● **Exercise**: With the images removed, repeat the data below exactly.

(Some records)
━━━

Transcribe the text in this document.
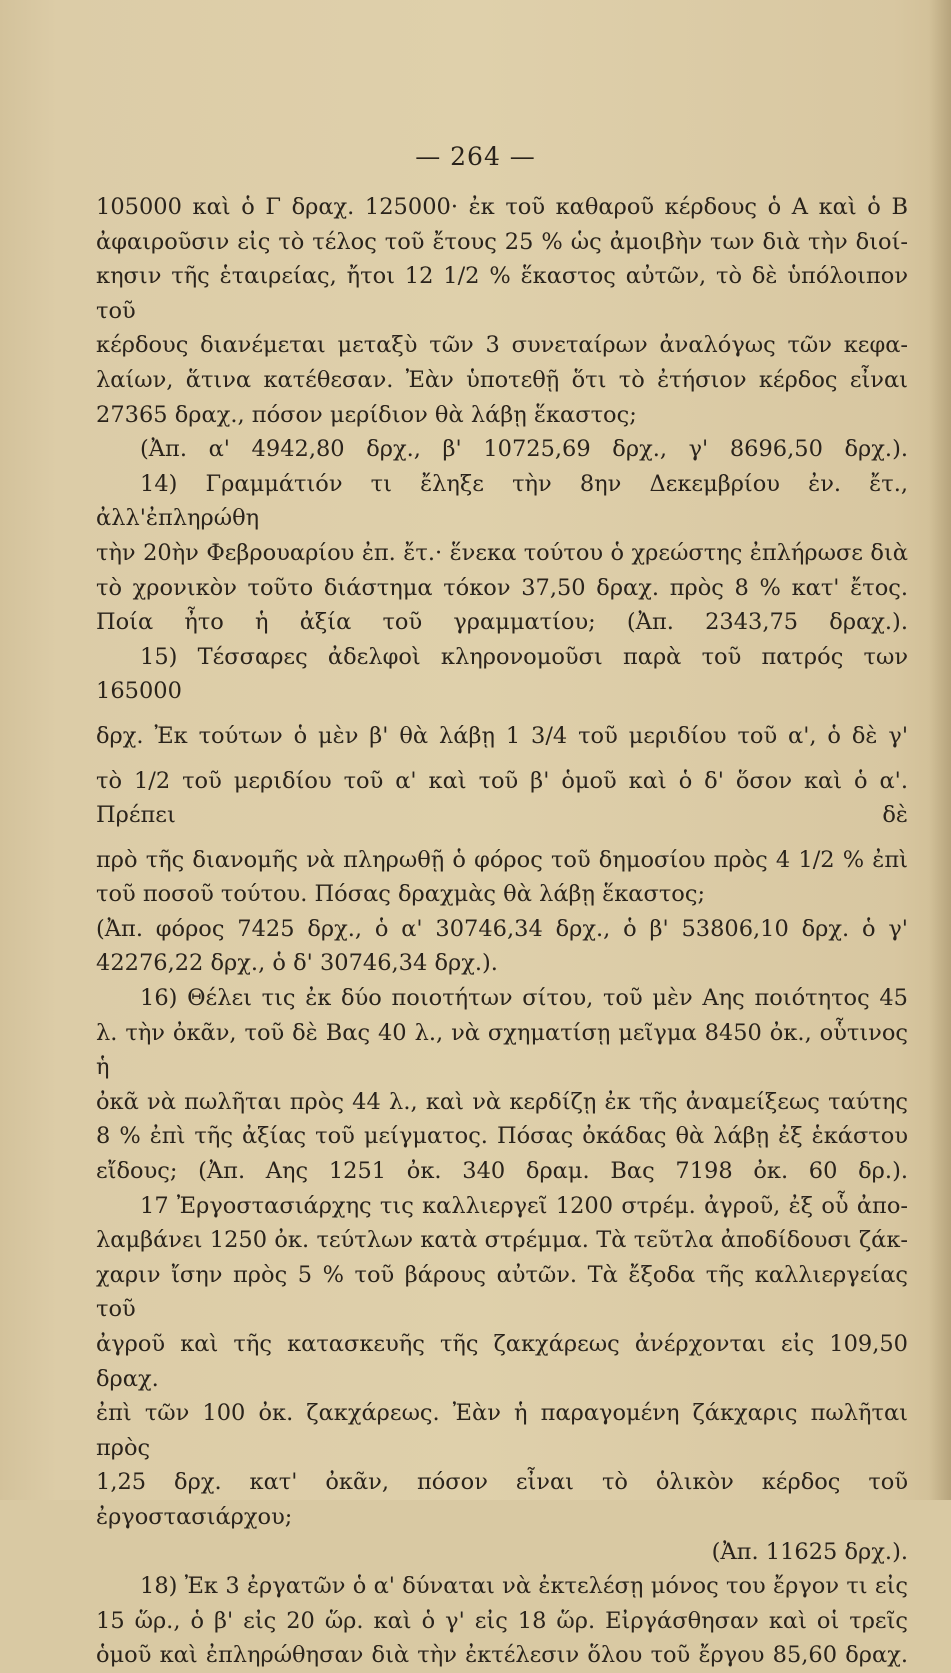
— 264 —

105000 καὶ ὁ Γ δραχ. 125000· ἐκ τοῦ καθαροῦ κέρδους ὁ Α καὶ ὁ Β

ἀφαιροῦσιν εἰς τὸ τέλος τοῦ ἔτους 25 % ὡς ἀμοιβὴν των διὰ τὴν διοί-

κησιν τῆς ἑταιρείας, ἤτοι 12 1/2 % ἕκαστος αὐτῶν, τὸ δὲ ὑπόλοιπον τοῦ

κέρδους διανέμεται μεταξὺ τῶν 3 συνεταίρων ἀναλόγως τῶν κεφα-

λαίων, ἅτινα κατέθεσαν. Ἐὰν ὑποτεθῇ ὅτι τὸ ἐτήσιον κέρδος εἶναι

27365 δραχ., πόσον μερίδιον θὰ λάβῃ ἕκαστος;

(Ἀπ. α' 4942,80 δρχ., β' 10725,69 δρχ., γ' 8696,50 δρχ.).

14) Γραμμάτιόν τι ἔληξε τὴν 8ην Δεκεμβρίου ἐν. ἔτ., ἀλλ'ἐπληρώθη

τὴν 20ὴν Φεβρουαρίου ἐπ. ἔτ.· ἕνεκα τούτου ὁ χρεώστης ἐπλήρωσε διὰ

τὸ χρονικὸν τοῦτο διάστημα τόκον 37,50 δραχ. πρὸς 8 % κατ' ἔτος.

Ποία ἦτο ἡ ἀξία τοῦ γραμματίου; (Ἀπ. 2343,75 δραχ.).

15) Τέσσαρες ἀδελφοὶ κληρονομοῦσι παρὰ τοῦ πατρός των 165000

δρχ. Ἐκ τούτων ὁ μὲν β' θὰ λάβῃ 1 3/4 τοῦ μεριδίου τοῦ α', ὁ δὲ γ'

τὸ 1/2 τοῦ μεριδίου τοῦ α' καὶ τοῦ β' ὁμοῦ καὶ ὁ δ' ὅσον καὶ ὁ α'. Πρέπει δὲ

πρὸ τῆς διανομῆς νὰ πληρωθῇ ὁ φόρος τοῦ δημοσίου πρὸς 4 1/2 % ἐπὶ

τοῦ ποσοῦ τούτου. Πόσας δραχμὰς θὰ λάβῃ ἕκαστος;

(Ἀπ. φόρος 7425 δρχ., ὁ α' 30746,34 δρχ., ὁ β' 53806,10 δρχ. ὁ γ'

42276,22 δρχ., ὁ δ' 30746,34 δρχ.).

16) Θέλει τις ἐκ δύο ποιοτήτων σίτου, τοῦ μὲν Αης ποιότητος 45

λ. τὴν ὀκᾶν, τοῦ δὲ Βας 40 λ., νὰ σχηματίσῃ μεῖγμα 8450 ὀκ., οὗτινος ἡ

ὀκᾶ νὰ πωλῆται πρὸς 44 λ., καὶ νὰ κερδίζῃ ἐκ τῆς ἀναμείξεως ταύτης

8 % ἐπὶ τῆς ἀξίας τοῦ μείγματος. Πόσας ὀκάδας θὰ λάβῃ ἐξ ἑκάστου

εἴδους; (Ἀπ. Αης 1251 ὀκ. 340 δραμ. Βας 7198 ὀκ. 60 δρ.).

17 Ἐργοστασιάρχης τις καλλιεργεῖ 1200 στρέμ. ἀγροῦ, ἐξ οὗ ἀπο-

λαμβάνει 1250 ὀκ. τεύτλων κατὰ στρέμμα. Τὰ τεῦτλα ἀποδίδουσι ζάκ-

χαριν ἴσην πρὸς 5 % τοῦ βάρους αὐτῶν. Τὰ ἔξοδα τῆς καλλιεργείας τοῦ

ἀγροῦ καὶ τῆς κατασκευῆς τῆς ζακχάρεως ἀνέρχονται εἰς 109,50 δραχ.

ἐπὶ τῶν 100 ὀκ. ζακχάρεως. Ἐὰν ἡ παραγομένη ζάκχαρις πωλῆται πρὸς

1,25 δρχ. κατ' ὀκᾶν, πόσον εἶναι τὸ ὁλικὸν κέρδος τοῦ ἐργοστασιάρχου;

(Ἀπ. 11625 δρχ.).

18) Ἐκ 3 ἐργατῶν ὁ α' δύναται νὰ ἐκτελέσῃ μόνος του ἔργον τι εἰς

15 ὥρ., ὁ β' εἰς 20 ὥρ. καὶ ὁ γ' εἰς 18 ὥρ. Εἰργάσθησαν καὶ οἱ τρεῖς

ὁμοῦ καὶ ἐπληρώθησαν διὰ τὴν ἐκτέλεσιν ὅλου τοῦ ἔργου 85,60 δραχ.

━━━

● **Task output**:
Transcribe the text in this document.
— 264 —

105000 καὶ ὁ Γ δραχ. 125000· ἐκ τοῦ καθαροῦ κέρδους ὁ Α καὶ ὁ Β

ἀφαιροῦσιν εἰς τὸ τέλος τοῦ ἔτους 25 % ὡς ἀμοιβὴν των διὰ τὴν διοί-

κησιν τῆς ἑταιρείας, ἤτοι 12 1/2 % ἕκαστος αὐτῶν, τὸ δὲ ὑπόλοιπον τοῦ

κέρδους διανέμεται μεταξὺ τῶν 3 συνεταίρων ἀναλόγως τῶν κεφα-

λαίων, ἅτινα κατέθεσαν. Ἐὰν ὑποτεθῇ ὅτι τὸ ἐτήσιον κέρδος εἶναι

27365 δραχ., πόσον μερίδιον θὰ λάβῃ ἕκαστος;

(Ἀπ. α' 4942,80 δρχ., β' 10725,69 δρχ., γ' 8696,50 δρχ.).

14) Γραμμάτιόν τι ἔληξε τὴν 8ην Δεκεμβρίου ἐν. ἔτ., ἀλλ'ἐπληρώθη

τὴν 20ὴν Φεβρουαρίου ἐπ. ἔτ.· ἕνεκα τούτου ὁ χρεώστης ἐπλήρωσε διὰ

τὸ χρονικὸν τοῦτο διάστημα τόκον 37,50 δραχ. πρὸς 8 % κατ' ἔτος.

Ποία ἦτο ἡ ἀξία τοῦ γραμματίου; (Ἀπ. 2343,75 δραχ.).

15) Τέσσαρες ἀδελφοὶ κληρονομοῦσι παρὰ τοῦ πατρός των 165000

δρχ. Ἐκ τούτων ὁ μὲν β' θὰ λάβῃ 1 3/4 τοῦ μεριδίου τοῦ α', ὁ δὲ γ'

τὸ 1/2 τοῦ μεριδίου τοῦ α' καὶ τοῦ β' ὁμοῦ καὶ ὁ δ' ὅσον καὶ ὁ α'. Πρέπει δὲ

πρὸ τῆς διανομῆς νὰ πληρωθῇ ὁ φόρος τοῦ δημοσίου πρὸς 4 1/2 % ἐπὶ

τοῦ ποσοῦ τούτου. Πόσας δραχμὰς θὰ λάβῃ ἕκαστος;

(Ἀπ. φόρος 7425 δρχ., ὁ α' 30746,34 δρχ., ὁ β' 53806,10 δρχ. ὁ γ'

42276,22 δρχ., ὁ δ' 30746,34 δρχ.).

16) Θέλει τις ἐκ δύο ποιοτήτων σίτου, τοῦ μὲν Αης ποιότητος 45

λ. τὴν ὀκᾶν, τοῦ δὲ Βας 40 λ., νὰ σχηματίσῃ μεῖγμα 8450 ὀκ., οὗτινος ἡ

ὀκᾶ νὰ πωλῆται πρὸς 44 λ., καὶ νὰ κερδίζῃ ἐκ τῆς ἀναμείξεως ταύτης

8 % ἐπὶ τῆς ἀξίας τοῦ μείγματος. Πόσας ὀκάδας θὰ λάβῃ ἐξ ἑκάστου

εἴδους; (Ἀπ. Αης 1251 ὀκ. 340 δραμ. Βας 7198 ὀκ. 60 δρ.).

17 Ἐργοστασιάρχης τις καλλιεργεῖ 1200 στρέμ. ἀγροῦ, ἐξ οὗ ἀπο-

λαμβάνει 1250 ὀκ. τεύτλων κατὰ στρέμμα. Τὰ τεῦτλα ἀποδίδουσι ζάκ-

χαριν ἴσην πρὸς 5 % τοῦ βάρους αὐτῶν. Τὰ ἔξοδα τῆς καλλιεργείας τοῦ

ἀγροῦ καὶ τῆς κατασκευῆς τῆς ζακχάρεως ἀνέρχονται εἰς 109,50 δραχ.

ἐπὶ τῶν 100 ὀκ. ζακχάρεως. Ἐὰν ἡ παραγομένη ζάκχαρις πωλῆται πρὸς

1,25 δρχ. κατ' ὀκᾶν, πόσον εἶναι τὸ ὁλικὸν κέρδος τοῦ ἐργοστασιάρχου;

(Ἀπ. 11625 δρχ.).

18) Ἐκ 3 ἐργατῶν ὁ α' δύναται νὰ ἐκτελέσῃ μόνος του ἔργον τι εἰς

15 ὥρ., ὁ β' εἰς 20 ὥρ. καὶ ὁ γ' εἰς 18 ὥρ. Εἰργάσθησαν καὶ οἱ τρεῖς

ὁμοῦ καὶ ἐπληρώθησαν διὰ τὴν ἐκτέλεσιν ὅλου τοῦ ἔργου 85,60 δραχ.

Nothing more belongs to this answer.